----- Provided material -----
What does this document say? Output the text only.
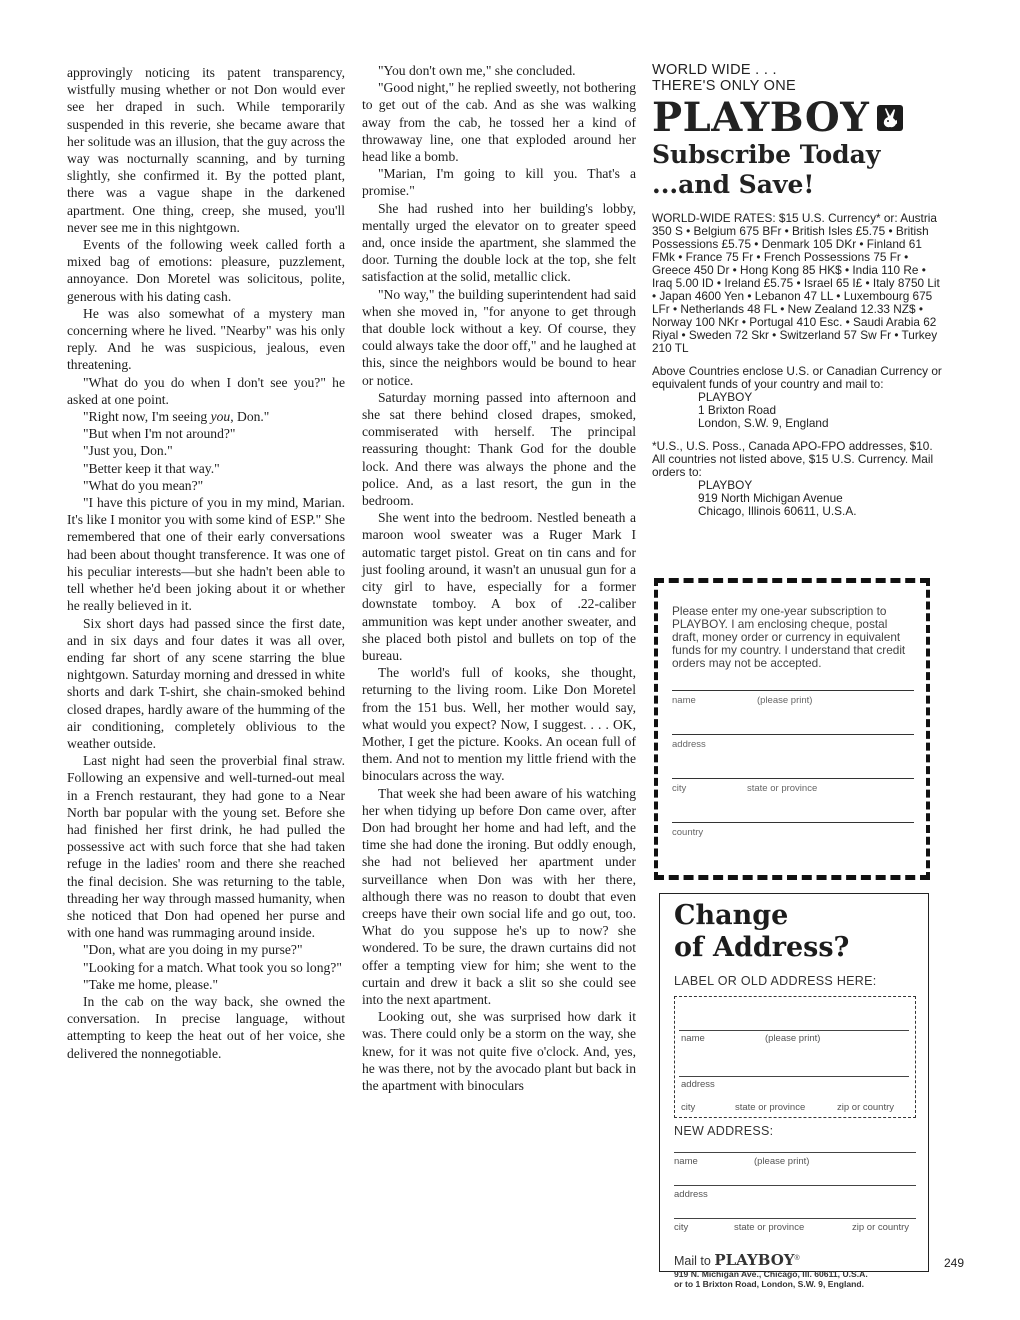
approvingly noticing its patent transparency, wistfully musing whether or not Don would ever see her draped in such. While temporarily suspended in this reverie, she became aware that her solitude was an illusion, that the guy across the way was nocturnally scanning, and by turning slightly, she confirmed it. By the potted plant, there was a vague shape in the darkened apartment. One thing, creep, she mused, you'll never see me in this nightgown.

Events of the following week called forth a mixed bag of emotions: pleasure, puzzlement, annoyance. Don Moretel was solicitous, polite, generous with his dating cash.

He was also somewhat of a mystery man concerning where he lived. "Nearby" was his only reply. And he was suspicious, jealous, even threatening.

"What do you do when I don't see you?" he asked at one point.

"Right now, I'm seeing you, Don."

"But when I'm not around?"

"Just you, Don."

"Better keep it that way."

"What do you mean?"

"I have this picture of you in my mind, Marian. It's like I monitor you with some kind of ESP." She remembered that one of their early conversations had been about thought transference. It was one of his peculiar interests—but she hadn't been able to tell whether he'd been joking about it or whether he really believed in it.

Six short days had passed since the first date, and in six days and four dates it was all over, ending far short of any scene starring the blue nightgown. Saturday morning and dressed in white shorts and dark T-shirt, she chain-smoked behind closed drapes, hardly aware of the humming of the air conditioning, completely oblivious to the weather outside.

Last night had seen the proverbial final straw. Following an expensive and well-turned-out meal in a French restaurant, they had gone to a Near North bar popular with the young set. Before she had finished her first drink, he had pulled the possessive act with such force that she had taken refuge in the ladies' room and there she reached the final decision. She was returning to the table, threading her way through massed humanity, when she noticed that Don had opened her purse and with one hand was rummaging around inside.

"Don, what are you doing in my purse?"

"Looking for a match. What took you so long?"

"Take me home, please."

In the cab on the way back, she owned the conversation. In precise language, without attempting to keep the heat out of her voice, she delivered the nonnegotiable.

"You don't own me," she concluded.

"Good night," he replied sweetly, not bothering to get out of the cab. And as she was walking away from the cab, he tossed her a kind of throwaway line, one that exploded around her head like a bomb.

"Marian, I'm going to kill you. That's a promise."

She had rushed into her building's lobby, mentally urged the elevator on to greater speed and, once inside the apartment, she slammed the door. Turning the double lock at the top, she felt satisfaction at the solid, metallic click.

"No way," the building superintendent had said when she moved in, "for anyone to get through that double lock without a key. Of course, they could always take the door off," and he laughed at this, since the neighbors would be bound to hear or notice.

Saturday morning passed into afternoon and she sat there behind closed drapes, smoked, commiserated with herself. The principal reassuring thought: Thank God for the double lock. And there was always the phone and the police. And, as a last resort, the gun in the bedroom.

She went into the bedroom. Nestled beneath a maroon wool sweater was a Ruger Mark I automatic target pistol. Great on tin cans and for just fooling around, it wasn't an unusual gun for a city girl to have, especially for a former downstate tomboy. A box of .22-caliber ammunition was kept under another sweater, and she placed both pistol and bullets on top of the bureau.

The world's full of kooks, she thought, returning to the living room. Like Don Moretel from the 151 bus. Well, her mother would say, what would you expect? Now, I suggest. . . . OK, Mother, I get the picture. Kooks. An ocean full of them. And not to mention my little friend with the binoculars across the way.

That week she had been aware of his watching her when tidying up before Don came over, after Don had brought her home and had left, and the time she had done the ironing. But oddly enough, she had not believed her apartment under surveillance when Don was with her there, although there was no reason to doubt that even creeps have their own social life and go out, too. What do you suppose he's up to now? she wondered. To be sure, the drawn curtains did not offer a tempting view for him; she went to the curtain and drew it back a slit so she could see into the next apartment.

Looking out, she was surprised how dark it was. There could only be a storm on the way, she knew, for it was not quite five o'clock. And, yes, he was there, not by the avocado plant but back in the apartment with binoculars

WORLD WIDE . . .
THERE'S ONLY ONE
PLAYBOY
Subscribe Today
...and Save!
WORLD-WIDE RATES: $15 U.S. Currency* or: Austria 350 S • Belgium 675 BFr • British Isles £5.75 • British Possessions £5.75 • Denmark 105 DKr • Finland 61 FMk • France 75 Fr • French Possessions 75 Fr • Greece 450 Dr • Hong Kong 85 HK$ • India 110 Re • Iraq 5.00 ID • Ireland £5.75 • Israel 65 I£ • Italy 8750 Lit • Japan 4600 Yen • Lebanon 47 LL • Luxembourg 675 LFr • Netherlands 48 FL • New Zealand 12.33 NZ$ • Norway 100 NKr • Portugal 410 Esc. • Saudi Arabia 62 Riyal • Sweden 72 Skr • Switzerland 57 Sw Fr • Turkey 210 TL
Above Countries enclose U.S. or Canadian Currency or equivalent funds of your country and mail to:
PLAYBOY
1 Brixton Road
London, S.W. 9, England
*U.S., U.S. Poss., Canada APO-FPO addresses, $10. All countries not listed above, $15 U.S. Currency. Mail orders to:
PLAYBOY
919 North Michigan Avenue
Chicago, Illinois 60611, U.S.A.
Please enter my one-year subscription to PLAYBOY. I am enclosing cheque, postal draft, money order or currency in equivalent funds for my country. I understand that credit orders may not be accepted.
name	(please print)
address
city	state or province
country
Change
of Address?
LABEL OR OLD ADDRESS HERE:
name	(please print)
address
city	state or province	zip or country
NEW ADDRESS:
name	(please print)
address
city	state or province	zip or country
Mail to PLAYBOY®
919 N. Michigan Ave., Chicago, Ill. 60611, U.S.A.
or to 1 Brixton Road, London, S.W. 9, England.
249
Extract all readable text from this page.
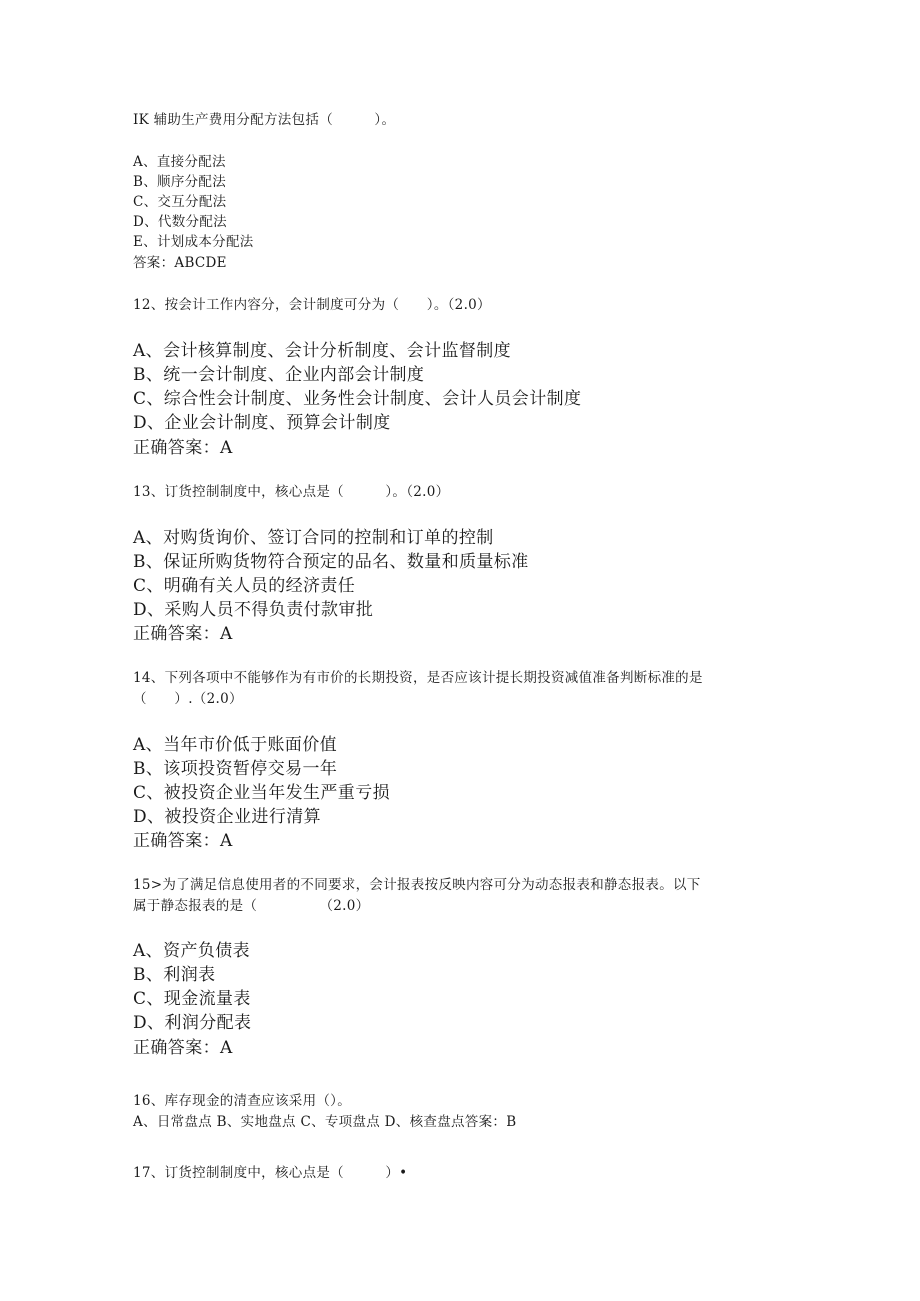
IK 辅助生产费用分配方法包括（　　　）。
A、直接分配法
B、顺序分配法
C、交互分配法
D、代数分配法
E、计划成本分配法
答案：ABCDE
12、按会计工作内容分，会计制度可分为（　　）。（2.0）
A、会计核算制度、会计分析制度、会计监督制度
B、统一会计制度、企业内部会计制度
C、综合性会计制度、业务性会计制度、会计人员会计制度
D、企业会计制度、预算会计制度
正确答案：A
13、订货控制制度中，核心点是（　　　）。（2.0）
A、对购货询价、签订合同的控制和订单的控制
B、保证所购货物符合预定的品名、数量和质量标准
C、明确有关人员的经济责任
D、采购人员不得负责付款审批
正确答案：A
14、下列各项中不能够作为有市价的长期投资，是否应该计提长期投资减值准备判断标准的是
（　　）.（2.0）
A、当年市价低于账面价值
B、该项投资暂停交易一年
C、被投资企业当年发生严重亏损
D、被投资企业进行清算
正确答案：A
15>为了满足信息使用者的不同要求，会计报表按反映内容可分为动态报表和静态报表。以下
属于静态报表的是（　　　　　（2.0）
A、资产负债表
B、利润表
C、现金流量表
D、利润分配表
正确答案：A
16、库存现金的清查应该采用（）。
A、日常盘点 B、实地盘点 C、专项盘点 D、核查盘点答案：B
17、订货控制制度中，核心点是（　　　）•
-----
● **Directions for this task**: The answer is a single number: how many lines include the word "England"?

● **Final result**: 2